Work to complete
Whenever a line below holds the word "this", copy that line.
** Start Supplied data **
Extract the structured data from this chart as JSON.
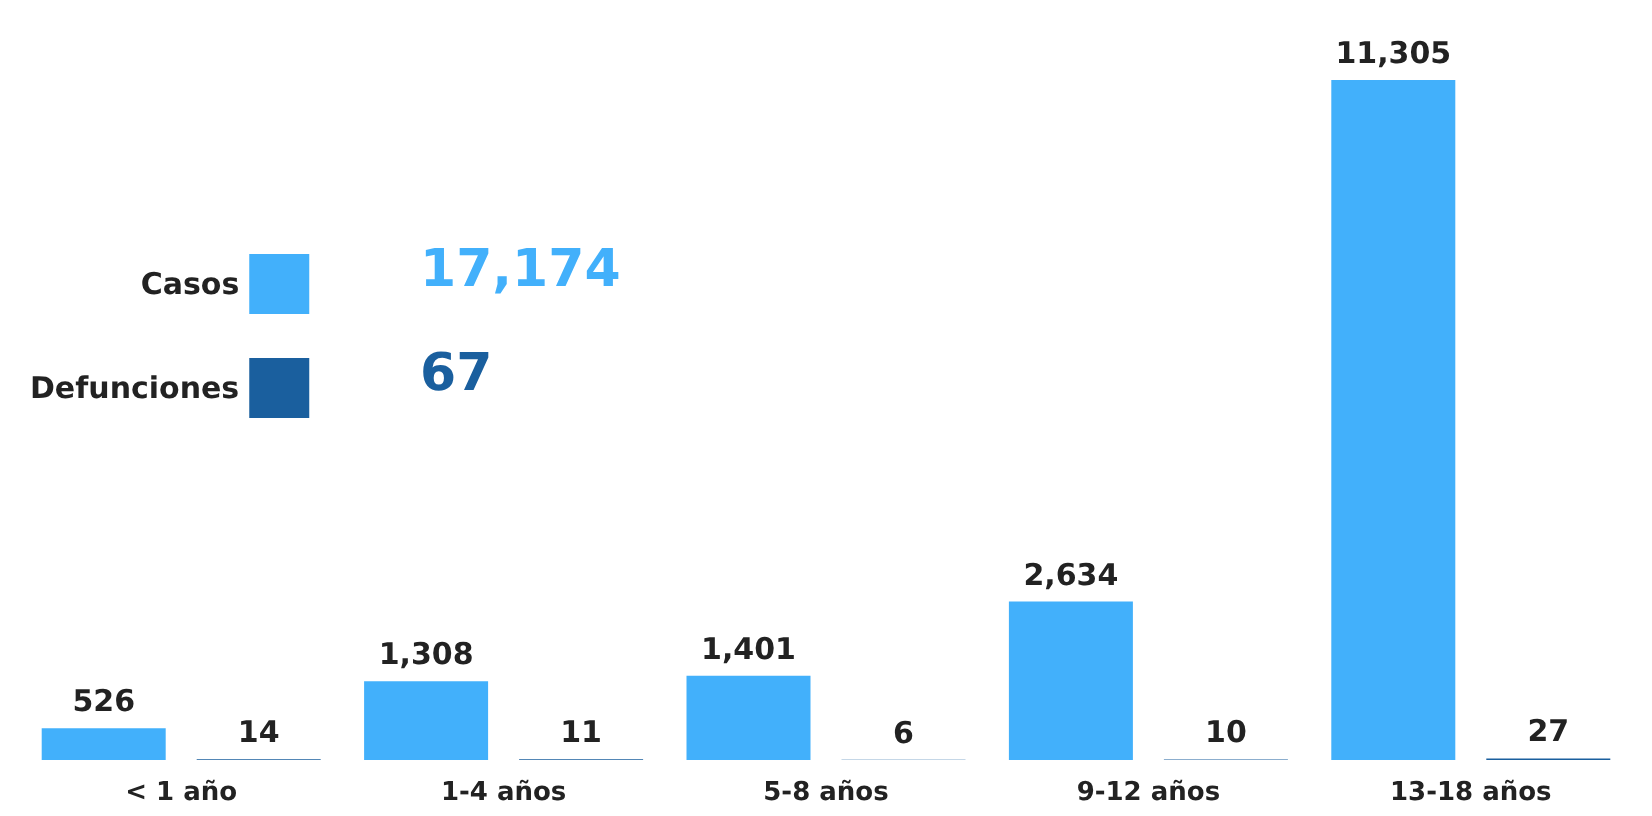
{
  "chart_data": {
    "type": "bar",
    "categories": [
      "< 1 año",
      "1-4 años",
      "5-8 años",
      "9-12 años",
      "13-18 años"
    ],
    "series": [
      {
        "name": "Casos",
        "color": "#42b0fb",
        "values": [
          526,
          1308,
          1401,
          2634,
          11305
        ],
        "value_labels": [
          "526",
          "1,308",
          "1,401",
          "2,634",
          "11,305"
        ]
      },
      {
        "name": "Defunciones",
        "color": "#1a5f9e",
        "values": [
          14,
          11,
          6,
          10,
          27
        ],
        "value_labels": [
          "14",
          "11",
          "6",
          "10",
          "27"
        ]
      }
    ],
    "legend": "left",
    "tick_labels": "x",
    "annotations": [
      "17,174",
      "67"
    ]
  }
}
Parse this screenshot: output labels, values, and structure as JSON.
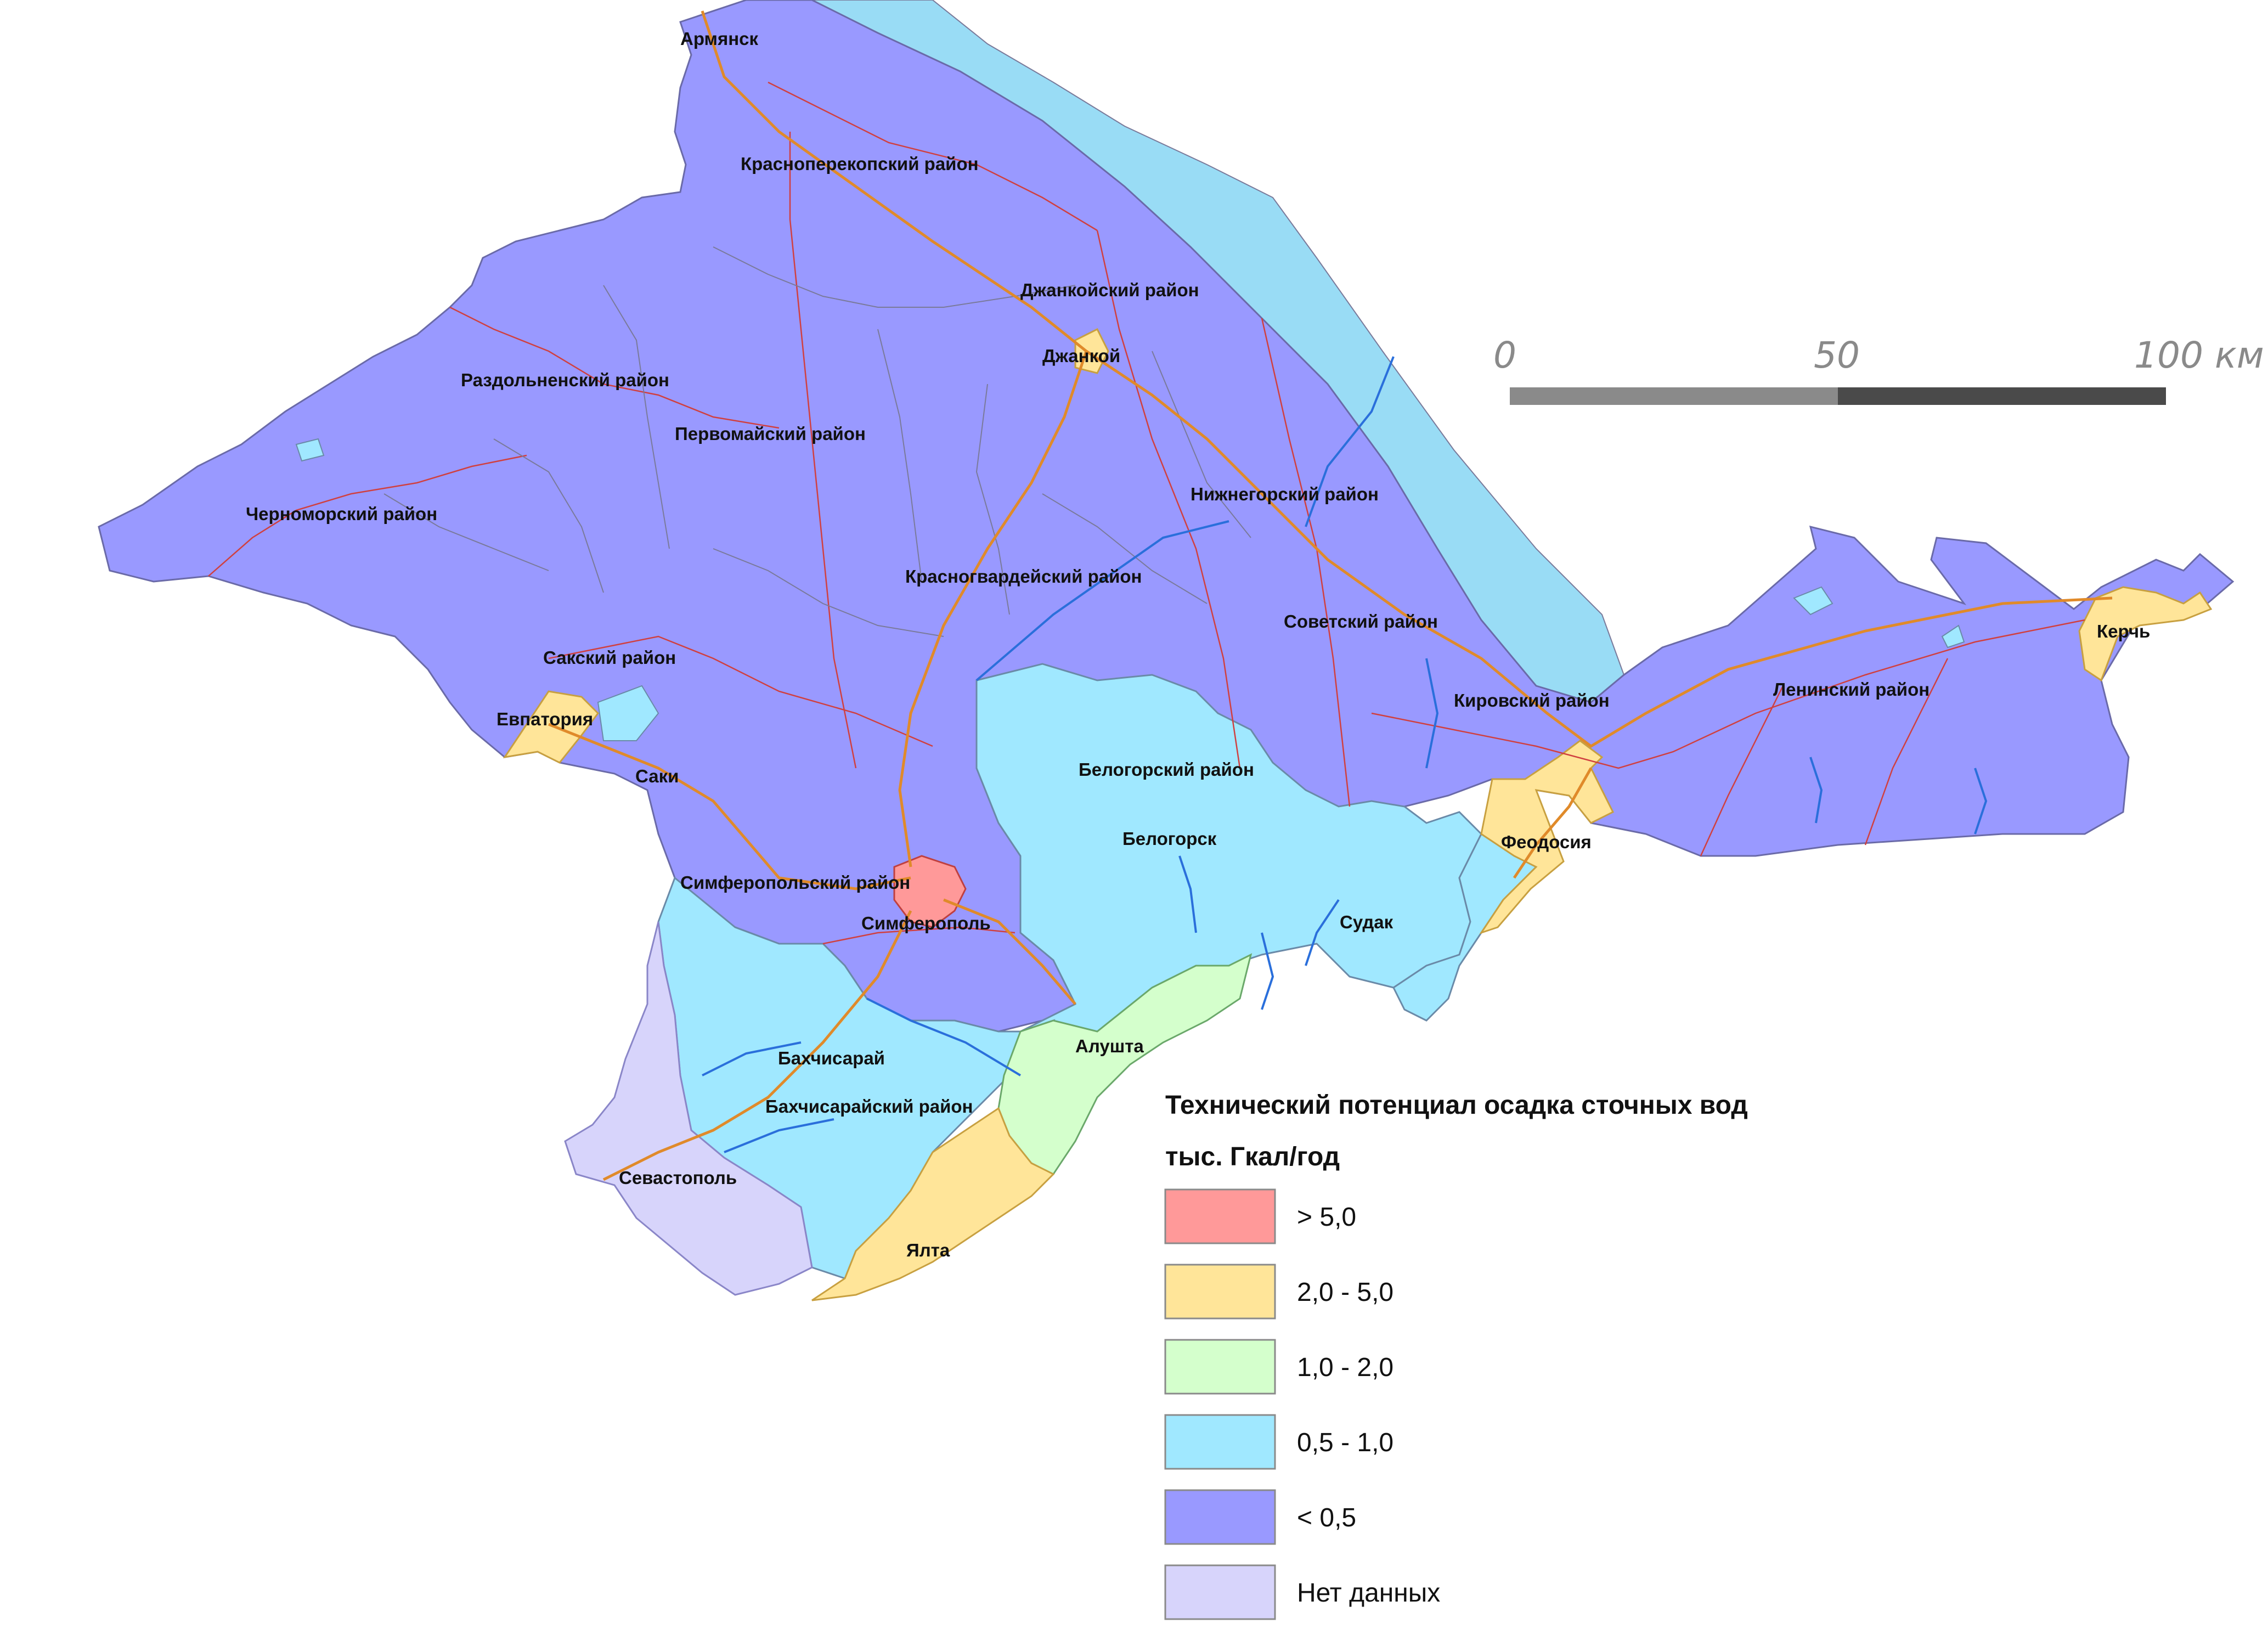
{
  "places": [
    {
      "id": "armyansk",
      "label": "Армянск"
    },
    {
      "id": "krasnoperekopsky",
      "label": "Красноперекопский район"
    },
    {
      "id": "dzhankoysky",
      "label": "Джанкойский район"
    },
    {
      "id": "dzhankoy",
      "label": "Джанкой"
    },
    {
      "id": "razdolnensky",
      "label": "Раздольненский район"
    },
    {
      "id": "pervomaysky",
      "label": "Первомайский район"
    },
    {
      "id": "nizhnegorsky",
      "label": "Нижнегорский район"
    },
    {
      "id": "chernomorsky",
      "label": "Черноморский район"
    },
    {
      "id": "krasnogvardeysky",
      "label": "Красногвардейский район"
    },
    {
      "id": "sovetsky",
      "label": "Советский район"
    },
    {
      "id": "kerch",
      "label": "Керчь"
    },
    {
      "id": "saksky",
      "label": "Сакский район"
    },
    {
      "id": "kirovsky",
      "label": "Кировский район"
    },
    {
      "id": "leninsky",
      "label": "Ленинский район"
    },
    {
      "id": "evpatoria",
      "label": "Евпатория"
    },
    {
      "id": "saki",
      "label": "Саки"
    },
    {
      "id": "belogorsky",
      "label": "Белогорский район"
    },
    {
      "id": "belogorsk",
      "label": "Белогорск"
    },
    {
      "id": "feodosia",
      "label": "Феодосия"
    },
    {
      "id": "simferopolsky",
      "label": "Симферопольский район"
    },
    {
      "id": "simferopol",
      "label": "Симферополь"
    },
    {
      "id": "sudak",
      "label": "Судак"
    },
    {
      "id": "alushta",
      "label": "Алушта"
    },
    {
      "id": "bakhchisaray",
      "label": "Бахчисарай"
    },
    {
      "id": "bakhchisaraysky",
      "label": "Бахчисарайский район"
    },
    {
      "id": "sevastopol",
      "label": "Севастополь"
    },
    {
      "id": "yalta",
      "label": "Ялта"
    }
  ],
  "scale_bar": {
    "labels": [
      "0",
      "50",
      "100 км"
    ]
  },
  "legend": {
    "title_line1": "Технический потенциал осадка сточных вод",
    "title_line2": "тыс. Гкал/год",
    "items": [
      {
        "label": "> 5,0",
        "color": "#ff9999"
      },
      {
        "label": "2,0 - 5,0",
        "color": "#ffe599"
      },
      {
        "label": "1,0 - 2,0",
        "color": "#d4ffcc"
      },
      {
        "label": "0,5 - 1,0",
        "color": "#a0e8ff"
      },
      {
        "label": "< 0,5",
        "color": "#9999ff"
      },
      {
        "label": "Нет данных",
        "color": "#d7d4fb"
      }
    ]
  },
  "colors": {
    "sea_shelf": "#99dcf5",
    "river": "#2a6fdb",
    "road": "#e08a2a",
    "border_red": "#d04040",
    "district_line": "#7a7a9a"
  }
}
** End Supplied data **
Exercise response
Extract the structured data from this chart as JSON.
Parse this screenshot: output labels, values, and structure as JSON.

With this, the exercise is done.